4 factors that could affect financing your start-up
3-minute read
It’s in your best interest to make it easy for a bank to lend you money. For many new businesses, access to start-up financing is essential. Unfortunately, passion alone won’t get you your loan. You need to know the right steps to get it.
“The first thing we want to see is your experience and how prepared you are for your venture,” says Catherine Leteinturier-Guissé, BDC Business Centre Manager.
It’s important to take the time to properly prepare your business loan application. Commercial lenders will typically look at these four aspects of your business.
1. Your professional profile
Bankers need to understand your project and know that you’re a good risk. You need to establish your credibility and show that you have done your due diligence. You’ll also need to show you have thoroughly researched your project.
Is your work experience related to your new business? How did you come up with the idea and what’s your industry experience? You need to prepare your case because your answers will be evaluated by your lender.

■ Extracted material:
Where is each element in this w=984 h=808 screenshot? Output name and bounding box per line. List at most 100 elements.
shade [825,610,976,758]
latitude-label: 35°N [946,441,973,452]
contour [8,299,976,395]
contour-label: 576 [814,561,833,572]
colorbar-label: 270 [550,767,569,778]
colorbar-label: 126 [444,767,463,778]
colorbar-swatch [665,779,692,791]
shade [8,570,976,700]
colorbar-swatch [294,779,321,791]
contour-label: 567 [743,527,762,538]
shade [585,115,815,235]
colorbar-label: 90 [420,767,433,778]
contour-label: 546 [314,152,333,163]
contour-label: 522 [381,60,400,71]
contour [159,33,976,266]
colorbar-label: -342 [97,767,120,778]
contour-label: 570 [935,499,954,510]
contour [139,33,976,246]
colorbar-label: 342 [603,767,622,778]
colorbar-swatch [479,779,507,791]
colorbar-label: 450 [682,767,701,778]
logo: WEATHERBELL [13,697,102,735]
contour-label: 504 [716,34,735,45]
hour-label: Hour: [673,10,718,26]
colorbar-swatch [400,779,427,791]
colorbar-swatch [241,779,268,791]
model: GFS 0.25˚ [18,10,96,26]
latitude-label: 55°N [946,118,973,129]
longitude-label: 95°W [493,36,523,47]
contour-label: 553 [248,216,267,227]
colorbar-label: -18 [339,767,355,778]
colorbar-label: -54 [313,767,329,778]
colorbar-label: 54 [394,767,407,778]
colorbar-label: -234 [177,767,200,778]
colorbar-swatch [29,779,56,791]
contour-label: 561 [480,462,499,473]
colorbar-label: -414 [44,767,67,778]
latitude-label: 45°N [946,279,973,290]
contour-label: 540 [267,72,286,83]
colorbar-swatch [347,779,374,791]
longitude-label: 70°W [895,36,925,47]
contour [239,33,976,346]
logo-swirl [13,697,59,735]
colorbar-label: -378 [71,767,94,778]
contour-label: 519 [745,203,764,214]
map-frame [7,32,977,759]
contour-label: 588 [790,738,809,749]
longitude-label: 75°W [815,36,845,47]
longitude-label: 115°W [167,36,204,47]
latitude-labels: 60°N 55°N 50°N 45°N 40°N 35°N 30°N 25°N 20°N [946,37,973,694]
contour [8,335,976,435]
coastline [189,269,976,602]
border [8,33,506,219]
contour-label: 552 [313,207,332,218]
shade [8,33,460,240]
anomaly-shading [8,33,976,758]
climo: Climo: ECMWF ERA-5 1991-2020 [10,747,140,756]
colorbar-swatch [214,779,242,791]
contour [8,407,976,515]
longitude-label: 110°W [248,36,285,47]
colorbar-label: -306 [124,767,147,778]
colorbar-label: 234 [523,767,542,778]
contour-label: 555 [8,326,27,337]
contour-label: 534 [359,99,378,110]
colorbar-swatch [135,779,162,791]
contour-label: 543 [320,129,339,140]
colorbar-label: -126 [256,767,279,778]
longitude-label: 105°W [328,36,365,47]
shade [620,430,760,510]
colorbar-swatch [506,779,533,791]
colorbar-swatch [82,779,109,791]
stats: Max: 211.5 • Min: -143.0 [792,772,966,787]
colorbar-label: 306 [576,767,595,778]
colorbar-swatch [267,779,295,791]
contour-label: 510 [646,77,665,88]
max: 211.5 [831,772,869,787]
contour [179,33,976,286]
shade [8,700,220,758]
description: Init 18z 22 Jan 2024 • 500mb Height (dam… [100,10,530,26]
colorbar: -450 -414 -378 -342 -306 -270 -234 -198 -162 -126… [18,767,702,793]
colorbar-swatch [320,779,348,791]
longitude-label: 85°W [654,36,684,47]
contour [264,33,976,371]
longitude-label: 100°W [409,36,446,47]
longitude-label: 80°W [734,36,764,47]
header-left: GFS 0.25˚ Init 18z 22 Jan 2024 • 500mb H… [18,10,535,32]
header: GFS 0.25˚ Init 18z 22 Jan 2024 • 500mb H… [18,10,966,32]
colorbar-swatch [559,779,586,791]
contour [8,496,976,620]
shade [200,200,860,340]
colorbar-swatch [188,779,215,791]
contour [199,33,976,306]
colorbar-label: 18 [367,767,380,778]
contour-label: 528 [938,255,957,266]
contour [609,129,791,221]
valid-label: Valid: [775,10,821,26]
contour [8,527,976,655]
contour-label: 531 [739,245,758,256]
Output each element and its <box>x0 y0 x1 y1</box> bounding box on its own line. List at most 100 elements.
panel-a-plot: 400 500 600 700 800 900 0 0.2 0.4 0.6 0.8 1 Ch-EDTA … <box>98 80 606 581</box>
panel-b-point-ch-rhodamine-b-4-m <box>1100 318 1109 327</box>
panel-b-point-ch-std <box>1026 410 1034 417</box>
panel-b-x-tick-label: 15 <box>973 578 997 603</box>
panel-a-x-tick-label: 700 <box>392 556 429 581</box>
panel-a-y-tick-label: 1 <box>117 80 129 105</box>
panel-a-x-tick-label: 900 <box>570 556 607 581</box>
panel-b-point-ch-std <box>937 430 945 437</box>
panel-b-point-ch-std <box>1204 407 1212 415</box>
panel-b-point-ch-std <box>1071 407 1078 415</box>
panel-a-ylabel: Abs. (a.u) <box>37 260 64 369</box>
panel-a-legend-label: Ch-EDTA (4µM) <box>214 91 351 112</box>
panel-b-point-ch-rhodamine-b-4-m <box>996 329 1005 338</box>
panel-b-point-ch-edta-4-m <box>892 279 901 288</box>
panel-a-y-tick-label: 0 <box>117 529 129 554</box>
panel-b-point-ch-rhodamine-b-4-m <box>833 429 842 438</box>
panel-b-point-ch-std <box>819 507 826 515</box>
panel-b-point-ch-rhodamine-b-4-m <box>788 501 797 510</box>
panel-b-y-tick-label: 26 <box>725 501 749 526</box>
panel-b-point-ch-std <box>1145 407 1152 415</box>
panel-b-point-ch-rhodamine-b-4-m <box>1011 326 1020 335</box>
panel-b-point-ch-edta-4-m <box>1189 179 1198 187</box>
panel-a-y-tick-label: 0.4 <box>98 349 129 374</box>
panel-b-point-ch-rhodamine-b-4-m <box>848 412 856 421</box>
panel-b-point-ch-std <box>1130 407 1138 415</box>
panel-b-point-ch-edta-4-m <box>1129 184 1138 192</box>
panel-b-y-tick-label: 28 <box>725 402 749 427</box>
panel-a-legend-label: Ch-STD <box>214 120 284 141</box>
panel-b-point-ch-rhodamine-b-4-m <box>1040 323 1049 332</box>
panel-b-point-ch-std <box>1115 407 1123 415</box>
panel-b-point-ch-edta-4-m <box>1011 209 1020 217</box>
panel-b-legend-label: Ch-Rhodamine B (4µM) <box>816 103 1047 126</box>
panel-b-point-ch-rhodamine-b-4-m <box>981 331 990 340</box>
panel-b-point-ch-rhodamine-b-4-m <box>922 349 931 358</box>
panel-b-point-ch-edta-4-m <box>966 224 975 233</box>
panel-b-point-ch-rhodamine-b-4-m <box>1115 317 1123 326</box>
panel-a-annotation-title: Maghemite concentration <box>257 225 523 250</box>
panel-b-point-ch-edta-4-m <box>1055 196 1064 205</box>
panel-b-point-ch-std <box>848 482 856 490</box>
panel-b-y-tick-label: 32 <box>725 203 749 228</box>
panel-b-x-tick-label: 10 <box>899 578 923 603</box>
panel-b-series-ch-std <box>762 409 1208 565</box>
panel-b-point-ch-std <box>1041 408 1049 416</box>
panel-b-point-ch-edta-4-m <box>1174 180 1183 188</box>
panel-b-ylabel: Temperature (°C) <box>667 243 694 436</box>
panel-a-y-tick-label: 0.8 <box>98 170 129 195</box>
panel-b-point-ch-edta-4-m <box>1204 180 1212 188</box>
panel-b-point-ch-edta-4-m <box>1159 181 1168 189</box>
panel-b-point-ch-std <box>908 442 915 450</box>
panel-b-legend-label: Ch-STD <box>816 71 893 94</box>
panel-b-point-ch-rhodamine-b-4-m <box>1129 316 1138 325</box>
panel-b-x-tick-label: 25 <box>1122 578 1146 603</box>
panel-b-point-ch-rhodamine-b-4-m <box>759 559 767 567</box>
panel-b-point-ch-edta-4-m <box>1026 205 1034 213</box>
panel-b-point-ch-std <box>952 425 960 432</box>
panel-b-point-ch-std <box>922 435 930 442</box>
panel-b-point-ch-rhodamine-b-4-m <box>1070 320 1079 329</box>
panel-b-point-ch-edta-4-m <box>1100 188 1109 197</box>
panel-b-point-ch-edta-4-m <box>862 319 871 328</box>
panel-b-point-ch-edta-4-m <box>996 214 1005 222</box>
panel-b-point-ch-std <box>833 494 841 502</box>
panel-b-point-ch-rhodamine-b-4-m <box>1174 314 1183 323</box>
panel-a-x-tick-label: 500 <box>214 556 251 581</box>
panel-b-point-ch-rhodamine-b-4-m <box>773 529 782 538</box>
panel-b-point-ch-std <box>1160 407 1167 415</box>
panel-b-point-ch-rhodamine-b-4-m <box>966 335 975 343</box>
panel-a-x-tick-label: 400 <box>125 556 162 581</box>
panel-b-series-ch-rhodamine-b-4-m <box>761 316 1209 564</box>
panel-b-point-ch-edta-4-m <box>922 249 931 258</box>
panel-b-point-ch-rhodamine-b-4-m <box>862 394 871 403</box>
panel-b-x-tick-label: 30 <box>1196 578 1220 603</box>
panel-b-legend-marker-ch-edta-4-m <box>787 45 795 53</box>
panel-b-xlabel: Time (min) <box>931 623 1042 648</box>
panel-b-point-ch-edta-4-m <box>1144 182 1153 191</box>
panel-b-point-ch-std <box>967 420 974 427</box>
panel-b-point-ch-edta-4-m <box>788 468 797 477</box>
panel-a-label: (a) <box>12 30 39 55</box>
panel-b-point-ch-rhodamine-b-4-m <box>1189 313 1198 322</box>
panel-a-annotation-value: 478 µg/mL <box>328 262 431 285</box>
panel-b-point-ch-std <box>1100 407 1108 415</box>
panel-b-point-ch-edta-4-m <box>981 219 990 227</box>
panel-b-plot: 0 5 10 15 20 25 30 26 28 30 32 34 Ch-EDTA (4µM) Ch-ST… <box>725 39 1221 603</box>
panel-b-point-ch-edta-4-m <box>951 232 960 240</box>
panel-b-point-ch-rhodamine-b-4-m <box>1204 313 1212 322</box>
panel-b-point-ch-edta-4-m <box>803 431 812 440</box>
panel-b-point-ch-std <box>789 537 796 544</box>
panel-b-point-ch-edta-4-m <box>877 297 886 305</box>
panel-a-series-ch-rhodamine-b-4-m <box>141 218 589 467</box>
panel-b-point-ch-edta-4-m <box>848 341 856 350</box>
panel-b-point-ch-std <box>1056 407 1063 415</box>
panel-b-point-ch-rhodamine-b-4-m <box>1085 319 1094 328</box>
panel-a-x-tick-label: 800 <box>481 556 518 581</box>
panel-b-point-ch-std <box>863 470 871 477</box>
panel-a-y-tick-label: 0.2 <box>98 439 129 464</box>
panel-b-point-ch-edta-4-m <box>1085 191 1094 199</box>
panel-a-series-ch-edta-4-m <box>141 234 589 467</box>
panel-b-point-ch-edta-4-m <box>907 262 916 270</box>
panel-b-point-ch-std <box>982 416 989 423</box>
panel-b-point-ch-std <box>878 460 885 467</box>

■ Task prompt:
In the start-up financing article, reproduce word for word the part that begins with "4 factors that" and ends with "of your business.". Nothing here depends on the items.

■ Answer in full:
4 factors that could affect financing your start-up
3-minute read
It’s in your best interest to make it easy for a bank to lend you money. For many new businesses, access to start-up financing is essential. Unfortunately, passion alone won’t get you your loan. You need to know the right steps to get it.
“The first thing we want to see is your experience and how prepared you are for your venture,” says Catherine Leteinturier-Guissé, BDC Business Centre Manager.
It’s important to take the time to properly prepare your business loan application. Commercial lenders will typically look at these four aspects of your business.